• WRITTEN INSTRUCTION:
Repeat the data verbatim.

• PROVIDED DATA:

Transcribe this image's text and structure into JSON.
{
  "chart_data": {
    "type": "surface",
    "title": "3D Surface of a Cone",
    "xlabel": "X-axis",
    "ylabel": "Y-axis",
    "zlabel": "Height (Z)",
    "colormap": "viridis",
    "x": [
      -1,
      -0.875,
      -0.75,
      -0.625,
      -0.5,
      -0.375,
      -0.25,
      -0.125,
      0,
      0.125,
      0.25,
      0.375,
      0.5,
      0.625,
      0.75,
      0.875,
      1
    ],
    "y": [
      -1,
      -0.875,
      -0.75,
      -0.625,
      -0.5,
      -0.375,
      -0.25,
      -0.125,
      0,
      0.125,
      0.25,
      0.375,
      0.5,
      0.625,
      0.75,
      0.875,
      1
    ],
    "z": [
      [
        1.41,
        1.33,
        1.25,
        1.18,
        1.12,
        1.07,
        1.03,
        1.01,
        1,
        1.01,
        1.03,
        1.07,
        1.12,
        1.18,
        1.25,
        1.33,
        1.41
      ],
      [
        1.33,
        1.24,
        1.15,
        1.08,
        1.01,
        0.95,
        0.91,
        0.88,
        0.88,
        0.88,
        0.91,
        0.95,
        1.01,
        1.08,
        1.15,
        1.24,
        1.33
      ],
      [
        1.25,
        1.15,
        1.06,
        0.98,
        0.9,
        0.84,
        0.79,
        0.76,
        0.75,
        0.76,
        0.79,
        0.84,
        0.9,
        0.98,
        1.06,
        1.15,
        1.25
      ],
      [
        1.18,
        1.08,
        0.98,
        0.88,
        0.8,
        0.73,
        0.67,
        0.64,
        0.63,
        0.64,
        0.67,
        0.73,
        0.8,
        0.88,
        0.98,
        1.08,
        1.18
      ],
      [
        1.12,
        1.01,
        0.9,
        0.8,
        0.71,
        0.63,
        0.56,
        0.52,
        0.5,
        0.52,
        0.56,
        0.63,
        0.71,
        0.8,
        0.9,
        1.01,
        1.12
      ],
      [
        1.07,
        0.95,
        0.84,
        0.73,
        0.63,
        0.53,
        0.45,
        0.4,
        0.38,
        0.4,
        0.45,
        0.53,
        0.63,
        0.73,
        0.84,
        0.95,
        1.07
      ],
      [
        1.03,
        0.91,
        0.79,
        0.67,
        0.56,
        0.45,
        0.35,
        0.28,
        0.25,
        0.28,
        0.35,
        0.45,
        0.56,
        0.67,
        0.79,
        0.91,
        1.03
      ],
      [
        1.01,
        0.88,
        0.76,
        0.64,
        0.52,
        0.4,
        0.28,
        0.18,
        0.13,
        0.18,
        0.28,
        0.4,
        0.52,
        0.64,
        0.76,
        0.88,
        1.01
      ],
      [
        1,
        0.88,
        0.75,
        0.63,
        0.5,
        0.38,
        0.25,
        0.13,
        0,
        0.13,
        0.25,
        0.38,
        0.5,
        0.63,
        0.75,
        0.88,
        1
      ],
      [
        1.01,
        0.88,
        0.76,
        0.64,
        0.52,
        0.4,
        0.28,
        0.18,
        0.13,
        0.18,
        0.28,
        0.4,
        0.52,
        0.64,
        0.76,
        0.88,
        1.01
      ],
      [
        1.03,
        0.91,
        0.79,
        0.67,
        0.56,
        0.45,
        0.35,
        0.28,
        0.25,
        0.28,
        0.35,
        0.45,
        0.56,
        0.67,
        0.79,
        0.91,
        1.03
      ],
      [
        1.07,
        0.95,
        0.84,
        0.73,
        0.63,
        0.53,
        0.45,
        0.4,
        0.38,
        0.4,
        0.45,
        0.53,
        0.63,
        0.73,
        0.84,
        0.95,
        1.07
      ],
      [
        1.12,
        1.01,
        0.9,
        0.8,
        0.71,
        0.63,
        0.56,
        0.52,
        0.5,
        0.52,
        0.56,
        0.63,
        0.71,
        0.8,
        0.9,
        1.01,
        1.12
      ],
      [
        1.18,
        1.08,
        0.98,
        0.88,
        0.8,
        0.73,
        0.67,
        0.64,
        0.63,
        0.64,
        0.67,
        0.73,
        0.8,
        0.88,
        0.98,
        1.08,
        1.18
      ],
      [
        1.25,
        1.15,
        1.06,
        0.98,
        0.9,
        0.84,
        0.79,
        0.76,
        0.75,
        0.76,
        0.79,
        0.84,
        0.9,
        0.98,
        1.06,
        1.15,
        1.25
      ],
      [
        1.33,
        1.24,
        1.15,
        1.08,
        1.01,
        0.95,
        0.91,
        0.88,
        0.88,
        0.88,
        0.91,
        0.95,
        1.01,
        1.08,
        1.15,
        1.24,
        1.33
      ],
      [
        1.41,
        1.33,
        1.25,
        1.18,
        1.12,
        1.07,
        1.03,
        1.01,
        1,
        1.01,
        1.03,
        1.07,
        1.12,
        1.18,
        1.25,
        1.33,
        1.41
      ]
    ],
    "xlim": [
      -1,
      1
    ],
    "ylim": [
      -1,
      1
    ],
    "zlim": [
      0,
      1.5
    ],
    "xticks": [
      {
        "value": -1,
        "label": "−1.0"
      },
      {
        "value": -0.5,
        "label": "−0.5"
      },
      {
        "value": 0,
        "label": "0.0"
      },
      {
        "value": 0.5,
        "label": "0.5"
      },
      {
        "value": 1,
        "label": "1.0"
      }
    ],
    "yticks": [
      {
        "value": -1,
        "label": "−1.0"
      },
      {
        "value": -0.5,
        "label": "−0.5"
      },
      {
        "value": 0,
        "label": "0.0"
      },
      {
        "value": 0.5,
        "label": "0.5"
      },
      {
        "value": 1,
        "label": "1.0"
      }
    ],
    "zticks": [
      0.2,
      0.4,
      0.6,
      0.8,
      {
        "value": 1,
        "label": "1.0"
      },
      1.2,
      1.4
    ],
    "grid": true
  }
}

• SOLUTION FOR THIS EXERCISE:
Transcribe this image's text and structure into JSON.
{
  "chart_data": {
    "type": "surface",
    "title": "3D Surface of a Cone",
    "xlabel": "X-axis",
    "ylabel": "Y-axis",
    "zlabel": "Height (Z)",
    "colormap": "viridis",
    "x": [
      -1,
      -0.875,
      -0.75,
      -0.625,
      -0.5,
      -0.375,
      -0.25,
      -0.125,
      0,
      0.125,
      0.25,
      0.375,
      0.5,
      0.625,
      0.75,
      0.875,
      1
    ],
    "y": [
      -1,
      -0.875,
      -0.75,
      -0.625,
      -0.5,
      -0.375,
      -0.25,
      -0.125,
      0,
      0.125,
      0.25,
      0.375,
      0.5,
      0.625,
      0.75,
      0.875,
      1
    ],
    "z": [
      [
        1.41,
        1.33,
        1.25,
        1.18,
        1.12,
        1.07,
        1.03,
        1.01,
        1,
        1.01,
        1.03,
        1.07,
        1.12,
        1.18,
        1.25,
        1.33,
        1.41
      ],
      [
        1.33,
        1.24,
        1.15,
        1.08,
        1.01,
        0.95,
        0.91,
        0.88,
        0.88,
        0.88,
        0.91,
        0.95,
        1.01,
        1.08,
        1.15,
        1.24,
        1.33
      ],
      [
        1.25,
        1.15,
        1.06,
        0.98,
        0.9,
        0.84,
        0.79,
        0.76,
        0.75,
        0.76,
        0.79,
        0.84,
        0.9,
        0.98,
        1.06,
        1.15,
        1.25
      ],
      [
        1.18,
        1.08,
        0.98,
        0.88,
        0.8,
        0.73,
        0.67,
        0.64,
        0.63,
        0.64,
        0.67,
        0.73,
        0.8,
        0.88,
        0.98,
        1.08,
        1.18
      ],
      [
        1.12,
        1.01,
        0.9,
        0.8,
        0.71,
        0.63,
        0.56,
        0.52,
        0.5,
        0.52,
        0.56,
        0.63,
        0.71,
        0.8,
        0.9,
        1.01,
        1.12
      ],
      [
        1.07,
        0.95,
        0.84,
        0.73,
        0.63,
        0.53,
        0.45,
        0.4,
        0.38,
        0.4,
        0.45,
        0.53,
        0.63,
        0.73,
        0.84,
        0.95,
        1.07
      ],
      [
        1.03,
        0.91,
        0.79,
        0.67,
        0.56,
        0.45,
        0.35,
        0.28,
        0.25,
        0.28,
        0.35,
        0.45,
        0.56,
        0.67,
        0.79,
        0.91,
        1.03
      ],
      [
        1.01,
        0.88,
        0.76,
        0.64,
        0.52,
        0.4,
        0.28,
        0.18,
        0.13,
        0.18,
        0.28,
        0.4,
        0.52,
        0.64,
        0.76,
        0.88,
        1.01
      ],
      [
        1,
        0.88,
        0.75,
        0.63,
        0.5,
        0.38,
        0.25,
        0.13,
        0,
        0.13,
        0.25,
        0.38,
        0.5,
        0.63,
        0.75,
        0.88,
        1
      ],
      [
        1.01,
        0.88,
        0.76,
        0.64,
        0.52,
        0.4,
        0.28,
        0.18,
        0.13,
        0.18,
        0.28,
        0.4,
        0.52,
        0.64,
        0.76,
        0.88,
        1.01
      ],
      [
        1.03,
        0.91,
        0.79,
        0.67,
        0.56,
        0.45,
        0.35,
        0.28,
        0.25,
        0.28,
        0.35,
        0.45,
        0.56,
        0.67,
        0.79,
        0.91,
        1.03
      ],
      [
        1.07,
        0.95,
        0.84,
        0.73,
        0.63,
        0.53,
        0.45,
        0.4,
        0.38,
        0.4,
        0.45,
        0.53,
        0.63,
        0.73,
        0.84,
        0.95,
        1.07
      ],
      [
        1.12,
        1.01,
        0.9,
        0.8,
        0.71,
        0.63,
        0.56,
        0.52,
        0.5,
        0.52,
        0.56,
        0.63,
        0.71,
        0.8,
        0.9,
        1.01,
        1.12
      ],
      [
        1.18,
        1.08,
        0.98,
        0.88,
        0.8,
        0.73,
        0.67,
        0.64,
        0.63,
        0.64,
        0.67,
        0.73,
        0.8,
        0.88,
        0.98,
        1.08,
        1.18
      ],
      [
        1.25,
        1.15,
        1.06,
        0.98,
        0.9,
        0.84,
        0.79,
        0.76,
        0.75,
        0.76,
        0.79,
        0.84,
        0.9,
        0.98,
        1.06,
        1.15,
        1.25
      ],
      [
        1.33,
        1.24,
        1.15,
        1.08,
        1.01,
        0.95,
        0.91,
        0.88,
        0.88,
        0.88,
        0.91,
        0.95,
        1.01,
        1.08,
        1.15,
        1.24,
        1.33
      ],
      [
        1.41,
        1.33,
        1.25,
        1.18,
        1.12,
        1.07,
        1.03,
        1.01,
        1,
        1.01,
        1.03,
        1.07,
        1.12,
        1.18,
        1.25,
        1.33,
        1.41
      ]
    ],
    "xlim": [
      -1,
      1
    ],
    "ylim": [
      -1,
      1
    ],
    "zlim": [
      0,
      1.5
    ],
    "xticks": [
      {
        "value": -1,
        "label": "−1.0"
      },
      {
        "value": -0.5,
        "label": "−0.5"
      },
      {
        "value": 0,
        "label": "0.0"
      },
      {
        "value": 0.5,
        "label": "0.5"
      },
      {
        "value": 1,
        "label": "1.0"
      }
    ],
    "yticks": [
      {
        "value": -1,
        "label": "−1.0"
      },
      {
        "value": -0.5,
        "label": "−0.5"
      },
      {
        "value": 0,
        "label": "0.0"
      },
      {
        "value": 0.5,
        "label": "0.5"
      },
      {
        "value": 1,
        "label": "1.0"
      }
    ],
    "zticks": [
      0.2,
      0.4,
      0.6,
      0.8,
      {
        "value": 1,
        "label": "1.0"
      },
      1.2,
      1.4
    ],
    "grid": true
  }
}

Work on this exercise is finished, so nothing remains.